◆ DOCUMENT SECTION:
--- START ---
From a73e5c9dd8b3dffe544dd44f51a4516deb3cfe84 Mon Sep 17 00:00:00 2001
From: Jon Morrow <jmorrow@chef.io>
Date: Mon, 17 Aug 2020 18:42:24 -0700
Subject: Cloud Config

Signed-off-by: Jon Morrow <jmorrow@chef.io>
---
 VERSION                                         |  2 +-
 chef-config/lib/chef-config/mixin/chef_cloud.rb | 55 +++++++++++++++++++++++++
 lib/chef/api_client/registration.rb             | 12 +++---
 lib/chef/application.rb                         |  5 +++
 lib/chef/application/base.rb                    |  2 +
 lib/chef/application/client.rb                  |  3 ++
 omnibus/package-scripts/chef/postinst           |  6 +++
 7 files changed, 78 insertions(+), 7 deletions(-)
 create mode 100644 chef-config/lib/chef-config/mixin/chef_cloud.rb

diff --git a/VERSION b/VERSION
index 1b78b3ed30..6ea831b059 100644
--- a/VERSION
+++ b/VERSION
@@ -1 +1 @@
-16.4.35
\ No newline at end of file
+16.4.36
\ No newline at end of file
diff --git a/chef-config/lib/chef-config/mixin/chef_cloud.rb b/chef-config/lib/chef-config/mixin/chef_cloud.rb
new file mode 100644
index 0000000000..1f12a82cc0
--- /dev/null
+++ b/chef-config/lib/chef-config/mixin/chef_cloud.rb
@@ -0,0 +1,55 @@
+#
+# Author:: Jon Morrow (jmorrow@chef.io)
+# Copyright:: Copyright (c) Chef Software Inc.
+# License:: Apache License, Version 2.0
+#
+# Licensed under the Apache License, Version 2.0 (the "License");
+# you may not use this file except in compliance with the License.
+# You may obtain a copy of the License at
+#
+#     http://www.apache.org/licenses/LICENSE-2.0
+#
+# Unless required by applicable law or agreed to in writing, software
+# distributed under the License is distributed on an "AS IS" BASIS,
+# WITHOUT WARRANTIES OR CONDITIONS OF ANY KIND, either express or implied.
+# See the License for the specific language governing permissions and
+# limitations under the License.
+
+require_relative "../path_helper"
+
+module ChefConfig
+  module Mixin
+    module ChefCloud
+      CHEF_CLOUD_CLIENT_CONFIG = "/Library/Managed Preferences/io.chef.chef_client.plist"
+
+      def cloud_config?
+        File.file?(CHEF_CLOUD_CLIENT_CONFIG)
--- END ---
◆ SUPPLIED DATA:
--- START ---
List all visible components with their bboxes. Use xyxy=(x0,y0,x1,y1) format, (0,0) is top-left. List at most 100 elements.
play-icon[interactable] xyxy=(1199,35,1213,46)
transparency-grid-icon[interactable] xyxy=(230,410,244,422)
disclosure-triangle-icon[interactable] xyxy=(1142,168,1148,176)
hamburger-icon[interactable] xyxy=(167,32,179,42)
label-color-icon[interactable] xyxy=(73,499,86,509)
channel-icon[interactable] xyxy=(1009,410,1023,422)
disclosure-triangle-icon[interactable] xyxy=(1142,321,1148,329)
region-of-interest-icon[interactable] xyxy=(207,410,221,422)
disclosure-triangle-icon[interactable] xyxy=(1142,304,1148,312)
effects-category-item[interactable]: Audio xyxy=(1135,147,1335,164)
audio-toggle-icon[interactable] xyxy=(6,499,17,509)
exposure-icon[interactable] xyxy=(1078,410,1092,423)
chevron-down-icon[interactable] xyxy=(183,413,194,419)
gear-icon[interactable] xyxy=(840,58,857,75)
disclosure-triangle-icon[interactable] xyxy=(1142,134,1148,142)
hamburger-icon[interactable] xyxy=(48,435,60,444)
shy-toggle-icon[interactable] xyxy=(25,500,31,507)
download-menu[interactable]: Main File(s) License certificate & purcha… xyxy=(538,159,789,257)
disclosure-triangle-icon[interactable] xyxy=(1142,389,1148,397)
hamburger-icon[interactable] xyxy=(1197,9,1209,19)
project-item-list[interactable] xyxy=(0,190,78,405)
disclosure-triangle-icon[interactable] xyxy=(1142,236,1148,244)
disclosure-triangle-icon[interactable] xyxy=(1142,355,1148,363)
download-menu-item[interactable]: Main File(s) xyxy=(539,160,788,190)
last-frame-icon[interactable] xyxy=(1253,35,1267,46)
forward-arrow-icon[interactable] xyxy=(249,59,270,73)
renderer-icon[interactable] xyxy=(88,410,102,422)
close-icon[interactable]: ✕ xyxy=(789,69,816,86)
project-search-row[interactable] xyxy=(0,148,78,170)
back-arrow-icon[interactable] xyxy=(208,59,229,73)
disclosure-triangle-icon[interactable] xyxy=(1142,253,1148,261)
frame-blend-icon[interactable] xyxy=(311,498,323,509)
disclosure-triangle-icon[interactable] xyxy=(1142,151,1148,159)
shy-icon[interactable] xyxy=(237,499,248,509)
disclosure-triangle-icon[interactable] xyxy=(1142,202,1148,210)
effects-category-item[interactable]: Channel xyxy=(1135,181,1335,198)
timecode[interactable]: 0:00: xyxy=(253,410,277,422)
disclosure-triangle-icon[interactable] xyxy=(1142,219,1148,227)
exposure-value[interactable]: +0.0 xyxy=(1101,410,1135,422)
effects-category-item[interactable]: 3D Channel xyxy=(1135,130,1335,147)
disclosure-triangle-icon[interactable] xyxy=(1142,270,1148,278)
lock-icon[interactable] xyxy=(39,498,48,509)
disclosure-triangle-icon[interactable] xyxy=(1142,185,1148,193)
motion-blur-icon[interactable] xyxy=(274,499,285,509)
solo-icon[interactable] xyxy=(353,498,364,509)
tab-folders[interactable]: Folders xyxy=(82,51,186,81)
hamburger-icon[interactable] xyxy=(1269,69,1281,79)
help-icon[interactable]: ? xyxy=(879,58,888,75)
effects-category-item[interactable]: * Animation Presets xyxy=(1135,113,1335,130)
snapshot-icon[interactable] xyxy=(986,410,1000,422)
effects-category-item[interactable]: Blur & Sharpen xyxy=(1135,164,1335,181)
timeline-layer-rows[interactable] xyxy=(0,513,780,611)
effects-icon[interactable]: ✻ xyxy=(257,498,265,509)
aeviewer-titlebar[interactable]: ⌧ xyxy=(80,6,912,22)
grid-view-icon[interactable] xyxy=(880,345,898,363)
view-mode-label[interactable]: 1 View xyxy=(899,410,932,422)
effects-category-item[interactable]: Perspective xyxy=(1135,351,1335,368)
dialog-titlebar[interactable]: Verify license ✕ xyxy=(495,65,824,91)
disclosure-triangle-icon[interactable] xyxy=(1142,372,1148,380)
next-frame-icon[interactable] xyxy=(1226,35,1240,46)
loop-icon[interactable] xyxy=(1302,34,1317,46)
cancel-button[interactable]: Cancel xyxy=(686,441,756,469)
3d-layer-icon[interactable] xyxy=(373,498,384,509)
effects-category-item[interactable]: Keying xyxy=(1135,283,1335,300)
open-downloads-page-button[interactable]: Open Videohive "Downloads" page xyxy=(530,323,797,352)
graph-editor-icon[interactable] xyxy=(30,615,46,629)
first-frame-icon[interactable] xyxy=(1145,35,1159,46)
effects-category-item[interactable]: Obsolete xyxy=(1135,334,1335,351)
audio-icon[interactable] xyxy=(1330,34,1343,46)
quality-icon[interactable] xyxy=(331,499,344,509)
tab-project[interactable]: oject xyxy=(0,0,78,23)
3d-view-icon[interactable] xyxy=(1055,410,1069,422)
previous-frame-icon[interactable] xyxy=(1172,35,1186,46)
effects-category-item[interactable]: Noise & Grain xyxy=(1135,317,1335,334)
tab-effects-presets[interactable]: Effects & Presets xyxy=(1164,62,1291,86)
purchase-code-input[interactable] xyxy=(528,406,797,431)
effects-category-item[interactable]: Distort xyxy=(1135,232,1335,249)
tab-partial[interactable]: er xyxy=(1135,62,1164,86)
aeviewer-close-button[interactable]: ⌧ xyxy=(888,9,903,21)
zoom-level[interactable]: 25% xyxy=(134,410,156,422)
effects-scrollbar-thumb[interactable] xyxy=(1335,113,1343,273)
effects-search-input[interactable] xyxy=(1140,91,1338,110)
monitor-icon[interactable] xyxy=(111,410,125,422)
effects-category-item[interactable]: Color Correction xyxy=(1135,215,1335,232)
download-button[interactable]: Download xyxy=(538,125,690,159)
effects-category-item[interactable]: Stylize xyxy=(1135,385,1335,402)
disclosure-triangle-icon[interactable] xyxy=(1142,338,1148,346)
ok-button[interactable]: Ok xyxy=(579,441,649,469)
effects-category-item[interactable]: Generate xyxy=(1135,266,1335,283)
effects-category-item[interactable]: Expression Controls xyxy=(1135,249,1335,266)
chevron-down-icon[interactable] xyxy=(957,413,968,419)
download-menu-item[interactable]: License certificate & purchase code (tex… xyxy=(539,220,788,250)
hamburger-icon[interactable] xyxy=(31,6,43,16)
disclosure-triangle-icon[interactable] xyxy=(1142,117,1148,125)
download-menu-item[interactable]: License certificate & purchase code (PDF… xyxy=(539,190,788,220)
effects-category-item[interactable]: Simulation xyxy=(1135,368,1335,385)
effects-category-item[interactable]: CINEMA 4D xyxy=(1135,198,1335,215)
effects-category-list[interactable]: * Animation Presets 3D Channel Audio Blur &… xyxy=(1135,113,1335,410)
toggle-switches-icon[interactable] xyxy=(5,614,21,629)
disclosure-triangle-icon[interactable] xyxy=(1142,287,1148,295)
--- END ---
◆ PARTS OF THE EXERCISE:
#1 Answer from the Cloud Config patch:
(a) What version number replaces 16.4.35 in the VERSION file?
(b) According to the summary, how many files changed, and how many insertions and deletions were there?
(c) What path is assigned to CHEF_CLOUD_CLIENT_CONFIG?
#2 Pick up the Cloud Config patch after its last line and keep writing.

◆ ANSWERS TO THE EXERCISES:
#1
(a) 16.4.36
(b) 7 files changed, with 78 insertions and 7 deletions.
(c) "/Library/Managed Preferences/io.chef.chef_client.plist"

#2
+      end
+      module_function :cloud_config?
+
+      def parse_cloud_config
+        return nil unless cloud_config?
+
+        begin
+          plist_cmd = Mixlib::ShellOut.new("plutil -convert json '" + CHEF_CLOUD_CLIENT_CONFIG + "' -o -")
+          plist_cmd.run_command
+          plist_cmd.error!
+          JSON.parse(plist_cmd.stdout)
+        rescue => e
+          # TOML's error messages are mostly rubbish, so we'll just give a generic one
+          message = "Unable to parse chef client cloud config.\n"
+          message << e.message
+          raise ChefConfig::ConfigurationError, message
+        end
+      end
+
+      # Load chef client cloud config configuration.
+      #
+      # @api internal
+      # @return [void]
+      def load_cloud_config
+        Config.merge!(Hash[parse_cloud_config.map { |k, v| [k.to_sym, v] }])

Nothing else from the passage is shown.